- **Records for processing**:

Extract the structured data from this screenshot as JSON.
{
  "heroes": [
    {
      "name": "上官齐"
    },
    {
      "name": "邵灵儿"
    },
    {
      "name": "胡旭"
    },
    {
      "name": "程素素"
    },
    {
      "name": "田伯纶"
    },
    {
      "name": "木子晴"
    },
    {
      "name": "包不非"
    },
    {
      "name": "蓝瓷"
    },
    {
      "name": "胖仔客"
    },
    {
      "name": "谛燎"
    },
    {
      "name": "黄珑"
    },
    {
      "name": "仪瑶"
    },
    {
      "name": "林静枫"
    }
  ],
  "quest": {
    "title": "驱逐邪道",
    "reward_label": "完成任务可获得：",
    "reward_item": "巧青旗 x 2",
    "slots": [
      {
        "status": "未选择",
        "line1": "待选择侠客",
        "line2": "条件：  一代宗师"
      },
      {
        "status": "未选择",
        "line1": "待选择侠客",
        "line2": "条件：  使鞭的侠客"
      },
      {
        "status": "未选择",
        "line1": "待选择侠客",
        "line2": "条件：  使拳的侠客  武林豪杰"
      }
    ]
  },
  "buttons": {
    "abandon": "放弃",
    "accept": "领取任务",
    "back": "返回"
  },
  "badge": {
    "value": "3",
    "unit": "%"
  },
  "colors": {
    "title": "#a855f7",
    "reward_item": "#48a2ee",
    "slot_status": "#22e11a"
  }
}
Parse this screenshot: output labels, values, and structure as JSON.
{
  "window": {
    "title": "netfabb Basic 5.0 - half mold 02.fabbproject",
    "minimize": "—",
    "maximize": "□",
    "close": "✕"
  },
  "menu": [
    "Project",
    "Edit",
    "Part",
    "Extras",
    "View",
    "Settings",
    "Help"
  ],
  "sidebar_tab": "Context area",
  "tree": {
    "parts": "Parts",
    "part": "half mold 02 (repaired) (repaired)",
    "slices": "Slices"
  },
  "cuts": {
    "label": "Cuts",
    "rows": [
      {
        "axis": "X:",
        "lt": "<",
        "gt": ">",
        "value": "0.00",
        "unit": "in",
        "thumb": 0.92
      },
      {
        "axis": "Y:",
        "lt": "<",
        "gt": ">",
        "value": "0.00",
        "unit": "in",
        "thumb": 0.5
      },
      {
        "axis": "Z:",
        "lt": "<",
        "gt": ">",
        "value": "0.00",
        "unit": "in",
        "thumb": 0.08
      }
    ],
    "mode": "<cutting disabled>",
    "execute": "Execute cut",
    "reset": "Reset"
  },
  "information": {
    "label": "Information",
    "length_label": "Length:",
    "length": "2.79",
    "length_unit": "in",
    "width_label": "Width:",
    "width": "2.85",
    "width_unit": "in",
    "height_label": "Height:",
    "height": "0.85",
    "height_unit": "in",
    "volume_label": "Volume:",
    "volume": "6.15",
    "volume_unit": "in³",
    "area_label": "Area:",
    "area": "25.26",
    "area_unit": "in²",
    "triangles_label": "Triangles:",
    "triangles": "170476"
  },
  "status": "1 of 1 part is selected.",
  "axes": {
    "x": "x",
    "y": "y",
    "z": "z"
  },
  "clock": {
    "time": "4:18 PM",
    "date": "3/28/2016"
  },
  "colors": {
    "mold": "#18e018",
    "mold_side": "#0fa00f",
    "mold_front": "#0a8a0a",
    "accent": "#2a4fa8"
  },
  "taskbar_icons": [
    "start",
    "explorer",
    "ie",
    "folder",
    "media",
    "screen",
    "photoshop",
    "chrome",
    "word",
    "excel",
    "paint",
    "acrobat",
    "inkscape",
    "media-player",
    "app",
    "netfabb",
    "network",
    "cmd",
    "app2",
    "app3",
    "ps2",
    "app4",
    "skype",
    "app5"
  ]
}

- **What to do**:
Copy every line verbatim.

- **Response to this exercise**:
Extract the structured data from this screenshot as JSON.
{
  "heroes": [
    {
      "name": "上官齐"
    },
    {
      "name": "邵灵儿"
    },
    {
      "name": "胡旭"
    },
    {
      "name": "程素素"
    },
    {
      "name": "田伯纶"
    },
    {
      "name": "木子晴"
    },
    {
      "name": "包不非"
    },
    {
      "name": "蓝瓷"
    },
    {
      "name": "胖仔客"
    },
    {
      "name": "谛燎"
    },
    {
      "name": "黄珑"
    },
    {
      "name": "仪瑶"
    },
    {
      "name": "林静枫"
    }
  ],
  "quest": {
    "title": "驱逐邪道",
    "reward_label": "完成任务可获得：",
    "reward_item": "巧青旗 x 2",
    "slots": [
      {
        "status": "未选择",
        "line1": "待选择侠客",
        "line2": "条件：  一代宗师"
      },
      {
        "status": "未选择",
        "line1": "待选择侠客",
        "line2": "条件：  使鞭的侠客"
      },
      {
        "status": "未选择",
        "line1": "待选择侠客",
        "line2": "条件：  使拳的侠客  武林豪杰"
      }
    ]
  },
  "buttons": {
    "abandon": "放弃",
    "accept": "领取任务",
    "back": "返回"
  },
  "badge": {
    "value": "3",
    "unit": "%"
  },
  "colors": {
    "title": "#a855f7",
    "reward_item": "#48a2ee",
    "slot_status": "#22e11a"
  }
}
Parse this screenshot: output labels, values, and structure as JSON.
{
  "window": {
    "title": "netfabb Basic 5.0 - half mold 02.fabbproject",
    "minimize": "—",
    "maximize": "□",
    "close": "✕"
  },
  "menu": [
    "Project",
    "Edit",
    "Part",
    "Extras",
    "View",
    "Settings",
    "Help"
  ],
  "sidebar_tab": "Context area",
  "tree": {
    "parts": "Parts",
    "part": "half mold 02 (repaired) (repaired)",
    "slices": "Slices"
  },
  "cuts": {
    "label": "Cuts",
    "rows": [
      {
        "axis": "X:",
        "lt": "<",
        "gt": ">",
        "value": "0.00",
        "unit": "in",
        "thumb": 0.92
      },
      {
        "axis": "Y:",
        "lt": "<",
        "gt": ">",
        "value": "0.00",
        "unit": "in",
        "thumb": 0.5
      },
      {
        "axis": "Z:",
        "lt": "<",
        "gt": ">",
        "value": "0.00",
        "unit": "in",
        "thumb": 0.08
      }
    ],
    "mode": "<cutting disabled>",
    "execute": "Execute cut",
    "reset": "Reset"
  },
  "information": {
    "label": "Information",
    "length_label": "Length:",
    "length": "2.79",
    "length_unit": "in",
    "width_label": "Width:",
    "width": "2.85",
    "width_unit": "in",
    "height_label": "Height:",
    "height": "0.85",
    "height_unit": "in",
    "volume_label": "Volume:",
    "volume": "6.15",
    "volume_unit": "in³",
    "area_label": "Area:",
    "area": "25.26",
    "area_unit": "in²",
    "triangles_label": "Triangles:",
    "triangles": "170476"
  },
  "status": "1 of 1 part is selected.",
  "axes": {
    "x": "x",
    "y": "y",
    "z": "z"
  },
  "clock": {
    "time": "4:18 PM",
    "date": "3/28/2016"
  },
  "colors": {
    "mold": "#18e018",
    "mold_side": "#0fa00f",
    "mold_front": "#0a8a0a",
    "accent": "#2a4fa8"
  },
  "taskbar_icons": [
    "start",
    "explorer",
    "ie",
    "folder",
    "media",
    "screen",
    "photoshop",
    "chrome",
    "word",
    "excel",
    "paint",
    "acrobat",
    "inkscape",
    "media-player",
    "app",
    "netfabb",
    "network",
    "cmd",
    "app2",
    "app3",
    "ps2",
    "app4",
    "skype",
    "app5"
  ]
}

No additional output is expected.